Each line of the data that includes the string "color" is to be copied out.

## Begin Extracted data

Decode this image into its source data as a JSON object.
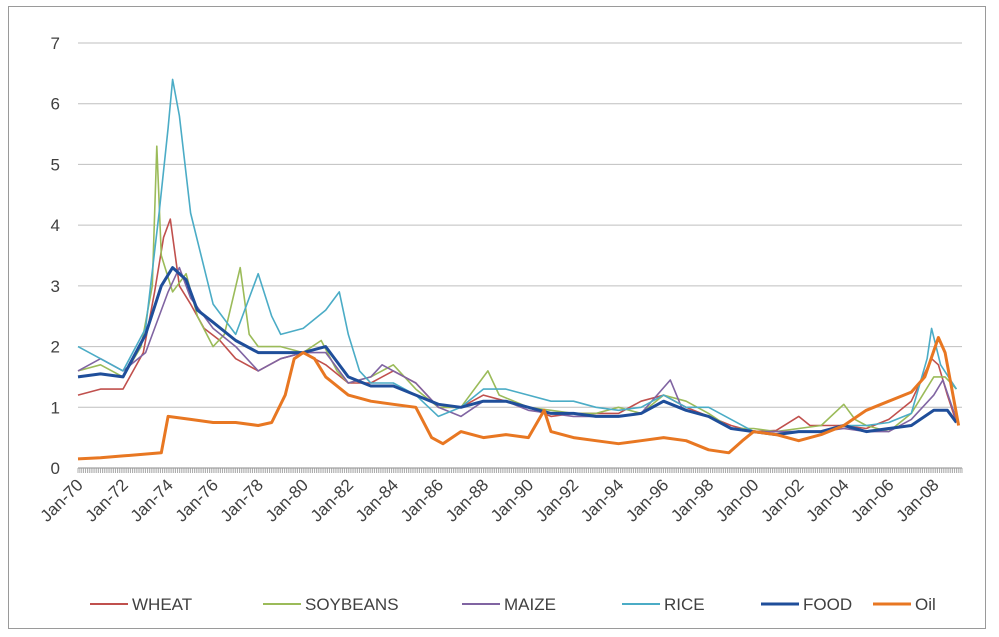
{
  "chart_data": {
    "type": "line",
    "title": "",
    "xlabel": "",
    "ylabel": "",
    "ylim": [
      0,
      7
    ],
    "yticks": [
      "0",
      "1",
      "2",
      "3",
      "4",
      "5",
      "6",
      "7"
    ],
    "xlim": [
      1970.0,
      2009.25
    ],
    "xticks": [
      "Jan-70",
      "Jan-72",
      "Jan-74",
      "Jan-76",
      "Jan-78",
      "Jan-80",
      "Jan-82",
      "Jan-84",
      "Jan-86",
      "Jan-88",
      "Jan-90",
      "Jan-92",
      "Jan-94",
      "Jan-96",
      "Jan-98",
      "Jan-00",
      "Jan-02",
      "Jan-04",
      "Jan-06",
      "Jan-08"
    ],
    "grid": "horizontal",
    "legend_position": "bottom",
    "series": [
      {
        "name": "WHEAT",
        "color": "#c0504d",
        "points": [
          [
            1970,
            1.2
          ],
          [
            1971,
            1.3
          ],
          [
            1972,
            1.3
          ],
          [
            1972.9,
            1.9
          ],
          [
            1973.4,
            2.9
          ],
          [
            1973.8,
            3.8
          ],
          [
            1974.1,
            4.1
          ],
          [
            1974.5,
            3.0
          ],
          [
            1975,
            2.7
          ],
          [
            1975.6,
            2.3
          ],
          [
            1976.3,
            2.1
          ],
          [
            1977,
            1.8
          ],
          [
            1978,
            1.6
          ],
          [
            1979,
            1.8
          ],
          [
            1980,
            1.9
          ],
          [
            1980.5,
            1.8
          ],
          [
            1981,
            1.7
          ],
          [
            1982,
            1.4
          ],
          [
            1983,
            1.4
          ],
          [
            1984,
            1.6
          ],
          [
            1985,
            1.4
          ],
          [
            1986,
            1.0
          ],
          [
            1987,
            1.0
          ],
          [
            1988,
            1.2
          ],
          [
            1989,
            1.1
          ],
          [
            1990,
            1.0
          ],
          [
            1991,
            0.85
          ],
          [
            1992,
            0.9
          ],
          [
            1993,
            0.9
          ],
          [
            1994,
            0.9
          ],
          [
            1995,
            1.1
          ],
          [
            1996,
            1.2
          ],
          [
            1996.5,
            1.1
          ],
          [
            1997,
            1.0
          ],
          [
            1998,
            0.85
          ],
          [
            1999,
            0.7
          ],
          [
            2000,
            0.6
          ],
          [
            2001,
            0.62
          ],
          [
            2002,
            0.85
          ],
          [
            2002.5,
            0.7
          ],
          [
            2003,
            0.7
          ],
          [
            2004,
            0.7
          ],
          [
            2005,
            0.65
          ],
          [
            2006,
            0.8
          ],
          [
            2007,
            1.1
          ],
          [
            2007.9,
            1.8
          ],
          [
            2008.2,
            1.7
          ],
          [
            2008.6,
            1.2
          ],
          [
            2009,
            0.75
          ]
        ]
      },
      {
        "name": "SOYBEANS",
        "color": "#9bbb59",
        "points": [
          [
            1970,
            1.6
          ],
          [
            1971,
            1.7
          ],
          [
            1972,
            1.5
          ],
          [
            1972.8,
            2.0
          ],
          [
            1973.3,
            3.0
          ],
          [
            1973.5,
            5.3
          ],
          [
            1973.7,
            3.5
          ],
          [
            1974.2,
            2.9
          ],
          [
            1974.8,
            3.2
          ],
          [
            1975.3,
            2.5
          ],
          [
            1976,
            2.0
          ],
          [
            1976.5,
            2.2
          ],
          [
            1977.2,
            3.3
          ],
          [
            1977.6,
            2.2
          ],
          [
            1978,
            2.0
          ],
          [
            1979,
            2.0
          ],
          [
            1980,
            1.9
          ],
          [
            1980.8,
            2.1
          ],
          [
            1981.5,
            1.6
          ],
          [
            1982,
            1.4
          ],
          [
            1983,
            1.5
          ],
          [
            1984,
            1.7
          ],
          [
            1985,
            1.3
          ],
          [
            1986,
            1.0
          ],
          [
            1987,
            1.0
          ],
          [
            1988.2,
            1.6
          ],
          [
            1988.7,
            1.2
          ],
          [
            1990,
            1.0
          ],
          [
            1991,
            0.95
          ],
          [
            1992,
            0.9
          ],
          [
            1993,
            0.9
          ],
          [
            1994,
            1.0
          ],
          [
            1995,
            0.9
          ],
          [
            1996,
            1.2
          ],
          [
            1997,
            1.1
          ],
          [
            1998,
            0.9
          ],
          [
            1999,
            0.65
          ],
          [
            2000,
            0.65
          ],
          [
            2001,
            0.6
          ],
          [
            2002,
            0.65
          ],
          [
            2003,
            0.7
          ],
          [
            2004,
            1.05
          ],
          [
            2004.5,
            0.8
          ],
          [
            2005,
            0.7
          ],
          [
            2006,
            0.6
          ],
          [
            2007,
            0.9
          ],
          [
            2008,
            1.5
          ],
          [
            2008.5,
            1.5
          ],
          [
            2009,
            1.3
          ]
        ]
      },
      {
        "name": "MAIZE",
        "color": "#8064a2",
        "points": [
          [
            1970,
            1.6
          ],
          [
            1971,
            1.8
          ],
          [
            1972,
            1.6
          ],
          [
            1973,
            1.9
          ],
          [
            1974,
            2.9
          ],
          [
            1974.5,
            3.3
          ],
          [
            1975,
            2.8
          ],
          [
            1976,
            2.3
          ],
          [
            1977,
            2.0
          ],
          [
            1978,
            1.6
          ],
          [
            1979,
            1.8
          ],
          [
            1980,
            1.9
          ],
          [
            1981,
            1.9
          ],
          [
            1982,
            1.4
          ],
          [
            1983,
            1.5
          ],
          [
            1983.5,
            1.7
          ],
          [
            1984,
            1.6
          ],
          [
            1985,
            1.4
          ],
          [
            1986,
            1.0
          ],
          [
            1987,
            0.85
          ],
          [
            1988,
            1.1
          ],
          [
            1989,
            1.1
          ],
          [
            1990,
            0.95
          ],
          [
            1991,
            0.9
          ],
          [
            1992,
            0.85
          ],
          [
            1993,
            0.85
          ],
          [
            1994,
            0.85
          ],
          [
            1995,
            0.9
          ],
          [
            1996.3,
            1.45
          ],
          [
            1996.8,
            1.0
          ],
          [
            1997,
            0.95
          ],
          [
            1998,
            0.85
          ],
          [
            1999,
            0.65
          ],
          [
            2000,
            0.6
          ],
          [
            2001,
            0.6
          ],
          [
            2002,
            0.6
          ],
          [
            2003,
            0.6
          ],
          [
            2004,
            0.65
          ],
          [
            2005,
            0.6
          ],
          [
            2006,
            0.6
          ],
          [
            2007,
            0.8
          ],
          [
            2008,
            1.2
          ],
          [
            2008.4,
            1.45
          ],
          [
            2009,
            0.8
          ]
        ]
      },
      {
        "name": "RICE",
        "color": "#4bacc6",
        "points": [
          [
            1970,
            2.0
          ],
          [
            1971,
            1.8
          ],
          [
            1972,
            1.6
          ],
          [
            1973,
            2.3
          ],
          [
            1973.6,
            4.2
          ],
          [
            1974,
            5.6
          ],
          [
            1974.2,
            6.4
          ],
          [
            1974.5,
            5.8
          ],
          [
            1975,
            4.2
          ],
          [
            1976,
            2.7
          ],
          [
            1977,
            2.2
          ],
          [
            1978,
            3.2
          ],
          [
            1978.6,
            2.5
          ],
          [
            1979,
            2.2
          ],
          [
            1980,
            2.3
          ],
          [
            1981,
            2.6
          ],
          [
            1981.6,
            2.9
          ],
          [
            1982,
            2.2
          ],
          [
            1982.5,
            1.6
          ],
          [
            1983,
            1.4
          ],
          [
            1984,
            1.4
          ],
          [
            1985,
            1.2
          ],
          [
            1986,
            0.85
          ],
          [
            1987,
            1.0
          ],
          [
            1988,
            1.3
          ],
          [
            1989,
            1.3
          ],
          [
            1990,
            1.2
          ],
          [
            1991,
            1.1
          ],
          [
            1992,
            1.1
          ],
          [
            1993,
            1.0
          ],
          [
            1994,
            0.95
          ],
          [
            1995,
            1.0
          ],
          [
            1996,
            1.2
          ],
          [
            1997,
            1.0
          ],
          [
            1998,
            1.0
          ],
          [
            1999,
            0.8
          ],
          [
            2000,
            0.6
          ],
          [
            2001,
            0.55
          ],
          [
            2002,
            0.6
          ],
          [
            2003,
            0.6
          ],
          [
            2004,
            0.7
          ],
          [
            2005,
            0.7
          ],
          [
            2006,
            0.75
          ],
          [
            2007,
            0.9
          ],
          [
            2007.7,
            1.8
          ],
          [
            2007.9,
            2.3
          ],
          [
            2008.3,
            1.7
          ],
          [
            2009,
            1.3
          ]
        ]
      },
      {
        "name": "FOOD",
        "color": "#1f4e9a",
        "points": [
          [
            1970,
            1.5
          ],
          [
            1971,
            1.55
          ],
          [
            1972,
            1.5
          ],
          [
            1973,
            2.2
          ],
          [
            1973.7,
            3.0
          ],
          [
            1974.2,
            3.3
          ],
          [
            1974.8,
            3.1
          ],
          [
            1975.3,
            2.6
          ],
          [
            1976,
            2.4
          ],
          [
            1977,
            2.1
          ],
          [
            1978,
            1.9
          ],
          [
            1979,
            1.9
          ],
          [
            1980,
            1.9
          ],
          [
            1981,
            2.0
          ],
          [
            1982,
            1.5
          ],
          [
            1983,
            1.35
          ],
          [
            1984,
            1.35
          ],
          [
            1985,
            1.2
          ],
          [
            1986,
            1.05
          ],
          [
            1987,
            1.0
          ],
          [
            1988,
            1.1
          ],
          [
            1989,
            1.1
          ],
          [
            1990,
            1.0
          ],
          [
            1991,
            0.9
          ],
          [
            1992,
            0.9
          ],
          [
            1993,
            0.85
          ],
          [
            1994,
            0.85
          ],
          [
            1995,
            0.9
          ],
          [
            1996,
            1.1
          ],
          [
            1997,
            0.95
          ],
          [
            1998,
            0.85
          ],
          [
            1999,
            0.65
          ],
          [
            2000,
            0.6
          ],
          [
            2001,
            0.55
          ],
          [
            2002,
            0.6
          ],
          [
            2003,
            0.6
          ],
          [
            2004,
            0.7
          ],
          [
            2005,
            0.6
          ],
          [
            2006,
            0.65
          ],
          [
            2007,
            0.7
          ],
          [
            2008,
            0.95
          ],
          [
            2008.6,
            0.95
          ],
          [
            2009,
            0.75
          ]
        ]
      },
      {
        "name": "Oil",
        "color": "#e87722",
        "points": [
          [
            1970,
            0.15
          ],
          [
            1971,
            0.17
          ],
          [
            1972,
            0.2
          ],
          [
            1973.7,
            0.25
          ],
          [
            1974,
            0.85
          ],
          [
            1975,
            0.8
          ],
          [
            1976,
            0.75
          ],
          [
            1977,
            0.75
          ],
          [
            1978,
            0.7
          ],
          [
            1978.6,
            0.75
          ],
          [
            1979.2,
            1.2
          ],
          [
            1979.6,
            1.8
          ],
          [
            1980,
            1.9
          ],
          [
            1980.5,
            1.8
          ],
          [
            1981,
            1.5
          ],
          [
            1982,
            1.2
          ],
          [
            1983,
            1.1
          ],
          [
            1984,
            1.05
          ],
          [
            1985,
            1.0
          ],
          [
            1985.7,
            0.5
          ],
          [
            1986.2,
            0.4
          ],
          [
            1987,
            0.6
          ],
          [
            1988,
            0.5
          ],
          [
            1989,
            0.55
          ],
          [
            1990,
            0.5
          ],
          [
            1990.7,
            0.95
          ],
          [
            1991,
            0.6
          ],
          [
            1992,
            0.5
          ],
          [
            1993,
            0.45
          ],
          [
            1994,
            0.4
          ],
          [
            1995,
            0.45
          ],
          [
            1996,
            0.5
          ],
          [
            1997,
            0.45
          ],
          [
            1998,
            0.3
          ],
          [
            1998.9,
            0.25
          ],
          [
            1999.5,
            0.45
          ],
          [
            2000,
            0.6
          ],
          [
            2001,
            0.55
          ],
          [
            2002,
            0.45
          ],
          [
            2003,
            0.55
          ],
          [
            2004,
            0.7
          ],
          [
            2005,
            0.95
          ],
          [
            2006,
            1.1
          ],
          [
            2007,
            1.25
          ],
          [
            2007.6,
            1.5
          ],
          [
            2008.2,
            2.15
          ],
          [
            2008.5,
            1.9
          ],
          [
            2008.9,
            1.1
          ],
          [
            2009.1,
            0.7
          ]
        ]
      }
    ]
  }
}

## End Extracted data
## Begin Extracted data

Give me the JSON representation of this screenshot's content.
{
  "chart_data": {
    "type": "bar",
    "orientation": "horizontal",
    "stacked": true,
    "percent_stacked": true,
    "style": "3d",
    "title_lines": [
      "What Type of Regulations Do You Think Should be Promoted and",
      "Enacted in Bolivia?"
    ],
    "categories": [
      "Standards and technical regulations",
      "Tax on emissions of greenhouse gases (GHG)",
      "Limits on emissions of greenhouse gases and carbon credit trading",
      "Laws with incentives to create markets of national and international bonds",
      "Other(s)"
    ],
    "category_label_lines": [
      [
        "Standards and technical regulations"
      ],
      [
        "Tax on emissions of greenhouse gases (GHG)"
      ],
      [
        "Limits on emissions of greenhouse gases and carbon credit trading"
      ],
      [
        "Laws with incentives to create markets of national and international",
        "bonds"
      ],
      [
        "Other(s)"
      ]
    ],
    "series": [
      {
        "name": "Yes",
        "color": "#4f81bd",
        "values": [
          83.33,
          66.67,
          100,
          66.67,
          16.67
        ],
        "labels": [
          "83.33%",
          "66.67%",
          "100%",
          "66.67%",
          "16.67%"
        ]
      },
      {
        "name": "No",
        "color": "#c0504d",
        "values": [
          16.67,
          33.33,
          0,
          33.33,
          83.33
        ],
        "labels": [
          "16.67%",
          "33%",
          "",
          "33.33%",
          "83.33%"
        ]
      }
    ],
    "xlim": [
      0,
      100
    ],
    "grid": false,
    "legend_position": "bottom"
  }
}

## End Extracted data

* Complete answer
        "color": "#c0504d",
        "color": "#9bbb59",
        "color": "#8064a2",
        "color": "#4bacc6",
        "color": "#1f4e9a",
        "color": "#e87722",
        "color": "#4f81bd",
        "color": "#c0504d",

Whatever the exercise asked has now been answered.